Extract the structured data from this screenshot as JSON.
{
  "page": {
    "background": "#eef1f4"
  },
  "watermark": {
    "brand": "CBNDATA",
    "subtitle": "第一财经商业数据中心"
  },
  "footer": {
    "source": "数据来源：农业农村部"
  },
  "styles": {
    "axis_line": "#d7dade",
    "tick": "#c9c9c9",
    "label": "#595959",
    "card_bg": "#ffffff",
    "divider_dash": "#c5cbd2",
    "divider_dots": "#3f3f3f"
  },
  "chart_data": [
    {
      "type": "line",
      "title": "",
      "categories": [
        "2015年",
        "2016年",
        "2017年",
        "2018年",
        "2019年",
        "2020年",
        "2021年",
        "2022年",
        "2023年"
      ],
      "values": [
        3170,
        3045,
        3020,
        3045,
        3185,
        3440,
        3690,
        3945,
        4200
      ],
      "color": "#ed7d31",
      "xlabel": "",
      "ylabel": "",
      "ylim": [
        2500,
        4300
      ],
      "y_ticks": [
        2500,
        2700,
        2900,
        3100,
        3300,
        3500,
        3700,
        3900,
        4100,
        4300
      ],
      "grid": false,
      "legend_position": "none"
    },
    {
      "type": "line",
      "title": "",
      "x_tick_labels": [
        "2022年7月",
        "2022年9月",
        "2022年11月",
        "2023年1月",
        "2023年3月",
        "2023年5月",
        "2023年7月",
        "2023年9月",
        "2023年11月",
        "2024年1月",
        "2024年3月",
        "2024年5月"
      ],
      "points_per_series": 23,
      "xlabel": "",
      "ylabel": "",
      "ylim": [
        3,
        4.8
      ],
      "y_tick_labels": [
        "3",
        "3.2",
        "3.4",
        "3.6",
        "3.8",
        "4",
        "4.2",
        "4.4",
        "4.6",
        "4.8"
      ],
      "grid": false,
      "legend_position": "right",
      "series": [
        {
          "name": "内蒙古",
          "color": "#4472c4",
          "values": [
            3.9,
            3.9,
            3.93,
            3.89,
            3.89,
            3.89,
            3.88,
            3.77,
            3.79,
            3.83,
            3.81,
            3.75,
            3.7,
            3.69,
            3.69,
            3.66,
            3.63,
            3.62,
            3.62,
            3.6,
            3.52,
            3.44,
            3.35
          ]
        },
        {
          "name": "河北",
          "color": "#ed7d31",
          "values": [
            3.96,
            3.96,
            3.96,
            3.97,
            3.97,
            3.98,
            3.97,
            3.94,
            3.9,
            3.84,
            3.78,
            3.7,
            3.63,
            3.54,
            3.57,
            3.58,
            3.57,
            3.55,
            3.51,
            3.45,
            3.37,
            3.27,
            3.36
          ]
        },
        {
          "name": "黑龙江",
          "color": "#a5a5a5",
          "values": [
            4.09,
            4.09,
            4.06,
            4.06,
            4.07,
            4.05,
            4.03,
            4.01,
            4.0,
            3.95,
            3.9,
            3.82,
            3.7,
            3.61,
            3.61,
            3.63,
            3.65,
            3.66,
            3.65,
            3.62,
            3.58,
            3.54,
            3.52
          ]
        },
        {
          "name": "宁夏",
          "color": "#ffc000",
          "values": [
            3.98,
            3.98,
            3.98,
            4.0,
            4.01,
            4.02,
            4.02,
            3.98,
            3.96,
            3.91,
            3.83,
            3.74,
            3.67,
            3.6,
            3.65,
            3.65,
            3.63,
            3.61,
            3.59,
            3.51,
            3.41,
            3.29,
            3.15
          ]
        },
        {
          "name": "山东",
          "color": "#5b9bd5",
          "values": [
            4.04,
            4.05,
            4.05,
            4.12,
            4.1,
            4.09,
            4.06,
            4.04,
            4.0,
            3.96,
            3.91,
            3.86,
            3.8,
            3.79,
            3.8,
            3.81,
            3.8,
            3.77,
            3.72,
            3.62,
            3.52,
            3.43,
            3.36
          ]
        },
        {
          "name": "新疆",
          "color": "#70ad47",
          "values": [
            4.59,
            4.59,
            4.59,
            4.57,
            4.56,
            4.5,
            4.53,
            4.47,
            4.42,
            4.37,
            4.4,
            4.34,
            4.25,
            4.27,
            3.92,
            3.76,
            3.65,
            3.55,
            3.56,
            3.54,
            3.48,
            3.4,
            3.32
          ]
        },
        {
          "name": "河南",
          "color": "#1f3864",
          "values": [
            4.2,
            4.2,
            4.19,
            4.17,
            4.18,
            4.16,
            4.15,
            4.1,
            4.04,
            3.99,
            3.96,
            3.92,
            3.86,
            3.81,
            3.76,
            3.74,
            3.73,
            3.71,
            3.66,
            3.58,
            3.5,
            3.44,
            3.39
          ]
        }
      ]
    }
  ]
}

- EXERCISE REQUIREMENTS: Exactly as shown, repeat every record.

- EXERCISE OUTPUT:
Extract the structured data from this screenshot as JSON.
{
  "page": {
    "background": "#eef1f4"
  },
  "watermark": {
    "brand": "CBNDATA",
    "subtitle": "第一财经商业数据中心"
  },
  "footer": {
    "source": "数据来源：农业农村部"
  },
  "styles": {
    "axis_line": "#d7dade",
    "tick": "#c9c9c9",
    "label": "#595959",
    "card_bg": "#ffffff",
    "divider_dash": "#c5cbd2",
    "divider_dots": "#3f3f3f"
  },
  "chart_data": [
    {
      "type": "line",
      "title": "",
      "categories": [
        "2015年",
        "2016年",
        "2017年",
        "2018年",
        "2019年",
        "2020年",
        "2021年",
        "2022年",
        "2023年"
      ],
      "values": [
        3170,
        3045,
        3020,
        3045,
        3185,
        3440,
        3690,
        3945,
        4200
      ],
      "color": "#ed7d31",
      "xlabel": "",
      "ylabel": "",
      "ylim": [
        2500,
        4300
      ],
      "y_ticks": [
        2500,
        2700,
        2900,
        3100,
        3300,
        3500,
        3700,
        3900,
        4100,
        4300
      ],
      "grid": false,
      "legend_position": "none"
    },
    {
      "type": "line",
      "title": "",
      "x_tick_labels": [
        "2022年7月",
        "2022年9月",
        "2022年11月",
        "2023年1月",
        "2023年3月",
        "2023年5月",
        "2023年7月",
        "2023年9月",
        "2023年11月",
        "2024年1月",
        "2024年3月",
        "2024年5月"
      ],
      "points_per_series": 23,
      "xlabel": "",
      "ylabel": "",
      "ylim": [
        3,
        4.8
      ],
      "y_tick_labels": [
        "3",
        "3.2",
        "3.4",
        "3.6",
        "3.8",
        "4",
        "4.2",
        "4.4",
        "4.6",
        "4.8"
      ],
      "grid": false,
      "legend_position": "right",
      "series": [
        {
          "name": "内蒙古",
          "color": "#4472c4",
          "values": [
            3.9,
            3.9,
            3.93,
            3.89,
            3.89,
            3.89,
            3.88,
            3.77,
            3.79,
            3.83,
            3.81,
            3.75,
            3.7,
            3.69,
            3.69,
            3.66,
            3.63,
            3.62,
            3.62,
            3.6,
            3.52,
            3.44,
            3.35
          ]
        },
        {
          "name": "河北",
          "color": "#ed7d31",
          "values": [
            3.96,
            3.96,
            3.96,
            3.97,
            3.97,
            3.98,
            3.97,
            3.94,
            3.9,
            3.84,
            3.78,
            3.7,
            3.63,
            3.54,
            3.57,
            3.58,
            3.57,
            3.55,
            3.51,
            3.45,
            3.37,
            3.27,
            3.36
          ]
        },
        {
          "name": "黑龙江",
          "color": "#a5a5a5",
          "values": [
            4.09,
            4.09,
            4.06,
            4.06,
            4.07,
            4.05,
            4.03,
            4.01,
            4.0,
            3.95,
            3.9,
            3.82,
            3.7,
            3.61,
            3.61,
            3.63,
            3.65,
            3.66,
            3.65,
            3.62,
            3.58,
            3.54,
            3.52
          ]
        },
        {
          "name": "宁夏",
          "color": "#ffc000",
          "values": [
            3.98,
            3.98,
            3.98,
            4.0,
            4.01,
            4.02,
            4.02,
            3.98,
            3.96,
            3.91,
            3.83,
            3.74,
            3.67,
            3.6,
            3.65,
            3.65,
            3.63,
            3.61,
            3.59,
            3.51,
            3.41,
            3.29,
            3.15
          ]
        },
        {
          "name": "山东",
          "color": "#5b9bd5",
          "values": [
            4.04,
            4.05,
            4.05,
            4.12,
            4.1,
            4.09,
            4.06,
            4.04,
            4.0,
            3.96,
            3.91,
            3.86,
            3.8,
            3.79,
            3.8,
            3.81,
            3.8,
            3.77,
            3.72,
            3.62,
            3.52,
            3.43,
            3.36
          ]
        },
        {
          "name": "新疆",
          "color": "#70ad47",
          "values": [
            4.59,
            4.59,
            4.59,
            4.57,
            4.56,
            4.5,
            4.53,
            4.47,
            4.42,
            4.37,
            4.4,
            4.34,
            4.25,
            4.27,
            3.92,
            3.76,
            3.65,
            3.55,
            3.56,
            3.54,
            3.48,
            3.4,
            3.32
          ]
        },
        {
          "name": "河南",
          "color": "#1f3864",
          "values": [
            4.2,
            4.2,
            4.19,
            4.17,
            4.18,
            4.16,
            4.15,
            4.1,
            4.04,
            3.99,
            3.96,
            3.92,
            3.86,
            3.81,
            3.76,
            3.74,
            3.73,
            3.71,
            3.66,
            3.58,
            3.5,
            3.44,
            3.39
          ]
        }
      ]
    }
  ]
}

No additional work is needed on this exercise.